====== Extract provided

The location of the camps on state land was decided by the Department of Forests and Waters and the Army. Local politicians, aware that the camps in their areas meant business for local merchants, tried their best to persuade officials to place camps in their districts.  Almost every congressman and state legislator made some attempt to have a camp located in their district.

The first five camps in Pennsylvania in the Allegheny National Forest were officially opened on April 25, 1933. The camps were located at Frost, Marienville, Warren, and two at Kinzua. On May 6 the first camp was officially opened on state forest lands. By the end of the year there were 101 camps in Pennsylvania; this included 10 camps administered by the U.S. Forest Service, one camp by the National Parks (Gettysburg), one camp on private land (Beaver Springs), and three by state parks. The rest of the camps were on state forest lands.

============
====== Information shown

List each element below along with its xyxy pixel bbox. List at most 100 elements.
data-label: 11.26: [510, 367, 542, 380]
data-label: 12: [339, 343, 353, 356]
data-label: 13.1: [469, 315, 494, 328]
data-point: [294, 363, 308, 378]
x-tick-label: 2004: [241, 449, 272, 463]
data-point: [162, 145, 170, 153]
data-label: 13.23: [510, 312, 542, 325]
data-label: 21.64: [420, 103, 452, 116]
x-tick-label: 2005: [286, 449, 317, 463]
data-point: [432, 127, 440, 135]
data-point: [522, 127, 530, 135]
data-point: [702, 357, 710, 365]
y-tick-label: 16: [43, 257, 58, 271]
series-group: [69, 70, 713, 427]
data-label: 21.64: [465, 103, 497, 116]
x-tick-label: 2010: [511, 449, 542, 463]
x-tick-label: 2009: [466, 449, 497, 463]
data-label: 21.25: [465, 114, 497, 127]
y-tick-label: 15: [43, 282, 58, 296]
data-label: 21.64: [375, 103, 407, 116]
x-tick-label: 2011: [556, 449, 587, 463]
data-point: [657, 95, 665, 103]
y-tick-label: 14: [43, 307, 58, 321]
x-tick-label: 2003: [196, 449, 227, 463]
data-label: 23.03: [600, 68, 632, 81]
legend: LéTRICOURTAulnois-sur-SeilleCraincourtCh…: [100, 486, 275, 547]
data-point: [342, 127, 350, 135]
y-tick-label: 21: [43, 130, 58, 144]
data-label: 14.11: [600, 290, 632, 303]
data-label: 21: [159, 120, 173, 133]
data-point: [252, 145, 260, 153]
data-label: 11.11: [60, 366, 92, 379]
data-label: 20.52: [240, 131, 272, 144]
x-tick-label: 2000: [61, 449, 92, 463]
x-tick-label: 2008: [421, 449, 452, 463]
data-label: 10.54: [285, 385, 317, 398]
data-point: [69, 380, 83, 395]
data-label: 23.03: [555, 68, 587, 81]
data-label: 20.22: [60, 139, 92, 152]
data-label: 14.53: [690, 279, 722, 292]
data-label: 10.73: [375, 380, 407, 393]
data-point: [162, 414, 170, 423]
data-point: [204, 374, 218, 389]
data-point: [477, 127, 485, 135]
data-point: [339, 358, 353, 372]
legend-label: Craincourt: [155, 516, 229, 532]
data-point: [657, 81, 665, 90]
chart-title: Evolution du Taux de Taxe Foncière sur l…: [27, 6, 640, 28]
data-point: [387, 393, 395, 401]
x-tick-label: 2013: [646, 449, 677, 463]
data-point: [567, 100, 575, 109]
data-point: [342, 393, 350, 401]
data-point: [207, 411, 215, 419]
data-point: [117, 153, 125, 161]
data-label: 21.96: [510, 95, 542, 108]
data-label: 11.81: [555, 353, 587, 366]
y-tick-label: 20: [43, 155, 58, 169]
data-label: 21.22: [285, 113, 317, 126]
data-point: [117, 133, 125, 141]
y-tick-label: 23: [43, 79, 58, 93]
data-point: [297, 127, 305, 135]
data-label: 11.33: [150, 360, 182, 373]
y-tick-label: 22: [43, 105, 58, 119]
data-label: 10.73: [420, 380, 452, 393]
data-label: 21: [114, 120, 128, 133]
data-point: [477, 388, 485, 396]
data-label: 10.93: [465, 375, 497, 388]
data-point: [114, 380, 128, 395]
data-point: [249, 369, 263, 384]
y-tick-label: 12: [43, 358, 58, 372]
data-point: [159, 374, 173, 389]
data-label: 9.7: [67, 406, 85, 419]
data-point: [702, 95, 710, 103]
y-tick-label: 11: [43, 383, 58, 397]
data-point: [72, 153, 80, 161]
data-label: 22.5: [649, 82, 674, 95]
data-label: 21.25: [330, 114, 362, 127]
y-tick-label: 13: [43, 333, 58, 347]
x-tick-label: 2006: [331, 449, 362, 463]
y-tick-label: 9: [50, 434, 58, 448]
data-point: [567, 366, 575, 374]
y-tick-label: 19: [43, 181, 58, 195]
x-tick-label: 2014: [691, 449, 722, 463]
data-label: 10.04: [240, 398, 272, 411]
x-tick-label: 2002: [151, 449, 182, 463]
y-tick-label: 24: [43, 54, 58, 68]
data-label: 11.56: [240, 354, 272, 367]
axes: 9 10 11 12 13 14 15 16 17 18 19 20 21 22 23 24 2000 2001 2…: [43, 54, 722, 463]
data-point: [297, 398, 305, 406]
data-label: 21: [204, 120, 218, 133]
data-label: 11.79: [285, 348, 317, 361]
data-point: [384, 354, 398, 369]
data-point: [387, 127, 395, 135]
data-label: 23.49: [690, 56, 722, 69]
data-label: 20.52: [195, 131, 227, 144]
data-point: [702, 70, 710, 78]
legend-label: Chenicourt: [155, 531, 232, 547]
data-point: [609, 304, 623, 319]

============

_Tasks for this exercise_
1. Return the portion of the passage on Pennsylvania's camps between "The first five" and "were on state forest lands.", inclusive.
2. Answer these questions using the passage on Pennsylvania's camps:
(a) Which bodies decided the location of the camps on state land?
(b) On what date were the first five camps in the Allegheny National Forest officially opened?
(c) How many camps were there in Pennsylvania by the end of the year?
The records have no connection to the passage on Pennsylvania's camps.

_Responses for each task_
1.
The first five camps in Pennsylvania in the Allegheny National Forest were officially opened on April 25, 1933. The camps were located at Frost, Marienville, Warren, and two at Kinzua. On May 6 the first camp was officially opened on state forest lands. By the end of the year there were 101 camps in Pennsylvania; this included 10 camps administered by the U.S. Forest Service, one camp by the National Parks (Gettysburg), one camp on private land (Beaver Springs), and three by state parks. The rest of the camps were on state forest lands.

2.
(a) The Department of Forests and Waters and the Army.
(b) April 25, 1933.
(c) 101.